===== SOURCE DOCUMENT

Web Wars

Jacob Malthouse, 34, and Trevor Bowden, 38, the founders of Big Room Inc., have a relaxed, confident air—big laughs, strong handshakes. The two met while working for the UN in Switzerland, and sitting now in a coffee shop in their adopted new neighbourhood of Chinatown, they talk about their end goal—the Internet’s new .eco designation—like it’s already theirs.

A regulating body called the Internet Corporation for Assigned Names and Numbers (ICANN, Malthouse’s former employer) oversees the infrastructure of the Internet, which for years has been organized by a handful of suffixes at the end of every URL you type: the generic .com, the heartwarming .org, various country designations (.ca, .jp), and the dreadful .biz. But starting in 2008, ICANN opened its thinking to a new breed of domain names, and after a few years of study, fussing, and delays, the Internet marketplace is now open.

New names—think .coke, .bmw—will make it easier to verify that the site we are typing is the site we want, and will stop imposters from stealing intellectual property. That’s worth a lot to brands, and the benefits will be measured not just in cash (astute marketers are urging their clients to be prepared for hefty fees—applications start at US$185,000) but in goodwill, too. It’s easy to foresee battles over who owns the rights to certain names; for example, who gets to run .amazon—the bookseller or a tour company in Brazil?

So we’re at the dawn of the dot-brand era, which experts say is going to change our Internet experience significantly. But this is also the advent of the dot-community. And this is what sets Big Room’s current project apart. When Malthouse and Bowden hatched their plan to bid for the newly conceived domain name .eco they decided not to go the commercial route in favour of the more difficult claim—proving they serve the ecological community. Gaining this community status has its perks: these domains are offered to the community in question before they’re auctioned to the highest corporate bidder. So the two (along with a partner in New Haven, Connecticut) started rallying the ecological troops, beginning with local triple-bottom-line investors like Renewal Partners and David Levi.

“I was very quickly enamoured by the model they’d put together,” says Levi, CEO of Working Enterprises, Canada’s leading venture capital group. “What we’ve added is a combination of finance, business expertise, and strategy.” He and his partners recognized .eco not only as a valuable investment that could make a lot of money (he himself has pledged to donate all his company’s returns to the Columbia Foundation) but as an opportunity to create a focal point for a community in need of cohesion.

The “sustainable Internet”

team then went after heavyweights like the David Suzuki Foundation, the World Wildlife Fund, Green Cross International, and Greenpeace. Big Room secured technical support from the same people who service .org and auditing services from Deloitte. And they went out actively courting the often-fractious environmental community, asking grassroots groups for input on what .eco should look like and how they should run it.

The consensus they discovered is this: rather than working like a badge of honour (.eco means you’re green), the letters would signal environmental transparency—companies would be required to create an “eco profile” using data most of them already have under lock and key or keep buried in hard-to-find web pages. A significant portion of the revenue from the sale of individual domain names (www.what-have-you.eco) would go to a wide swath of international environmental organizations, vetted and decided on by an arms-length foundation. So who could get a .eco? Almost anyone, so long as they’re transparent and demonstrate a commitment to sustainability. “There’s always going to be bad actors,” says Bowden. “But it’s like paying your taxes—most will make honest disclosures. So we’re here to encourage that.”

==========
===== RECORDS PROVIDED

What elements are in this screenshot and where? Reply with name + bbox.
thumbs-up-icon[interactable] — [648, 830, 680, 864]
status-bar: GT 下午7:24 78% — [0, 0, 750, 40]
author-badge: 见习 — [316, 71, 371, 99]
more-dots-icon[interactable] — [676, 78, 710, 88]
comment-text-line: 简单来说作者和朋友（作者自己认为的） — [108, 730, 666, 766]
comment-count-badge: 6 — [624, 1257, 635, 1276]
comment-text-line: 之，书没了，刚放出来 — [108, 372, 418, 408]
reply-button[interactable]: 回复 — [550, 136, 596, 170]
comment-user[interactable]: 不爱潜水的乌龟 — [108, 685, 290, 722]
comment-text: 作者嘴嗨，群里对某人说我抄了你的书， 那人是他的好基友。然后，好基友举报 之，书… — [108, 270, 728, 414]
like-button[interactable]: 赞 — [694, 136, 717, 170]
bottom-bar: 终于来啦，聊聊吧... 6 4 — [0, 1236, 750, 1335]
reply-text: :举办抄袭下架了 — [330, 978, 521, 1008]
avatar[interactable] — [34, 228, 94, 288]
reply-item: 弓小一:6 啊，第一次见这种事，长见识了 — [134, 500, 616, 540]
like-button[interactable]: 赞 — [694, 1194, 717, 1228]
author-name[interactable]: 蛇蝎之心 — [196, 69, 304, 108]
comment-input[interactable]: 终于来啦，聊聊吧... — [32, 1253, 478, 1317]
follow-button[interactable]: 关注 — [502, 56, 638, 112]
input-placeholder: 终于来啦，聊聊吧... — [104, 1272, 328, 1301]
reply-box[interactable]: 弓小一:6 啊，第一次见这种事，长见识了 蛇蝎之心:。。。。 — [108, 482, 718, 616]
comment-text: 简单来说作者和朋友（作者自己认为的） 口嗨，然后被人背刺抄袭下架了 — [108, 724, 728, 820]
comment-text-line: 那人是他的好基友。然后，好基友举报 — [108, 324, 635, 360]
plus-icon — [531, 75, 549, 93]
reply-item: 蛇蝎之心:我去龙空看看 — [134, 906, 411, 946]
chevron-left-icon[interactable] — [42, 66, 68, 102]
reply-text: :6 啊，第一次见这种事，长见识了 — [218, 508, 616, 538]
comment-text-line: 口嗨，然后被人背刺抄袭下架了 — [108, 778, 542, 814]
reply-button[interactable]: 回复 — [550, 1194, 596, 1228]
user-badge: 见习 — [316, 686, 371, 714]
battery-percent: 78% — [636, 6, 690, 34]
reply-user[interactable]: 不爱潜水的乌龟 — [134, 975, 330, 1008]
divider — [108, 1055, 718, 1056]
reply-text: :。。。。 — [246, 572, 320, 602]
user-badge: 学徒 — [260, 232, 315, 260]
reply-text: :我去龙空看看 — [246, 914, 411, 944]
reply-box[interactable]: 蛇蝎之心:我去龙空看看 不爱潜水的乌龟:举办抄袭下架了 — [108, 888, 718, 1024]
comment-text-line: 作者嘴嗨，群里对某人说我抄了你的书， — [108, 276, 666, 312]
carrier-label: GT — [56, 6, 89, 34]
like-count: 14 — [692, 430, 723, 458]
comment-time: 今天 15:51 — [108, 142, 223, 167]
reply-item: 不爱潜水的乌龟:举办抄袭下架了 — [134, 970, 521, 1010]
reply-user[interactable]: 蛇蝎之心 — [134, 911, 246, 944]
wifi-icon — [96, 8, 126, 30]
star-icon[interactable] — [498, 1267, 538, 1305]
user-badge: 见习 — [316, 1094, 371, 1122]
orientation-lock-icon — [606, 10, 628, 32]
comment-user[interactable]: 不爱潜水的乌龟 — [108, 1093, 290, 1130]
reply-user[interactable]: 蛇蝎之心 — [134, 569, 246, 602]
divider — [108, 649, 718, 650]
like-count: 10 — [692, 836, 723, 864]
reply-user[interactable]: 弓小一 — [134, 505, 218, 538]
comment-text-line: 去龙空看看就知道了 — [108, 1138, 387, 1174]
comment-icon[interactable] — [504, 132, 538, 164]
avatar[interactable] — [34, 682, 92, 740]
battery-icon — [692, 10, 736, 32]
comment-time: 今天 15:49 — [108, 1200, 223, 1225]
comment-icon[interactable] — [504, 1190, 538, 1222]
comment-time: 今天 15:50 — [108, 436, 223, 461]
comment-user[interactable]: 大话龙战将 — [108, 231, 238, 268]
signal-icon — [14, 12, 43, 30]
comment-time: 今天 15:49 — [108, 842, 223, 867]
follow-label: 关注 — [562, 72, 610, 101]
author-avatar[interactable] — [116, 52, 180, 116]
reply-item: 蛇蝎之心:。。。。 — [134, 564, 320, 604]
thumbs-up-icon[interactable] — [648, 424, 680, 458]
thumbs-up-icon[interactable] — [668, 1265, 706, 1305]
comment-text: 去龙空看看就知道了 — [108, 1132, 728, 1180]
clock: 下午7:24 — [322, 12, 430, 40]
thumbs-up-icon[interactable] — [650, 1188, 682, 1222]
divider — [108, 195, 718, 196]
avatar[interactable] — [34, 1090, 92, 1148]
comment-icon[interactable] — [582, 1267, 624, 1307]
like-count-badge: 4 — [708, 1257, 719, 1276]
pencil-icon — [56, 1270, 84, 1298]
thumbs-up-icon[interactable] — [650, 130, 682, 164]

==========

- [WHAT TO WORK ON]:
- A) In the article on the .eco domain, which environmental organizations are named as heavyweights that the Big Room team went after?
- B) Rewrite the paragraph of the .eco domain article that begins "A regulating body called the Internet Corporation" as a short bulleted list that keeps its main facts.

- [PROBLEM SOLUTIONS]:
- A)
- David Suzuki Foundation
- World Wildlife Fund
- Green Cross International
- Greenpeace

- B)
- ICANN, the Internet Corporation for Assigned Names and Numbers, oversees the Internet's infrastructure. It is Malthouse's former employer.
- For years, URLs have been organized by a few suffixes: .com, .org, country designations such as .ca and .jp, and .biz.
- Starting in 2008, ICANN began considering a new kind of domain name.
- After a few years of study, fussing, and delays, the Internet marketplace is now open.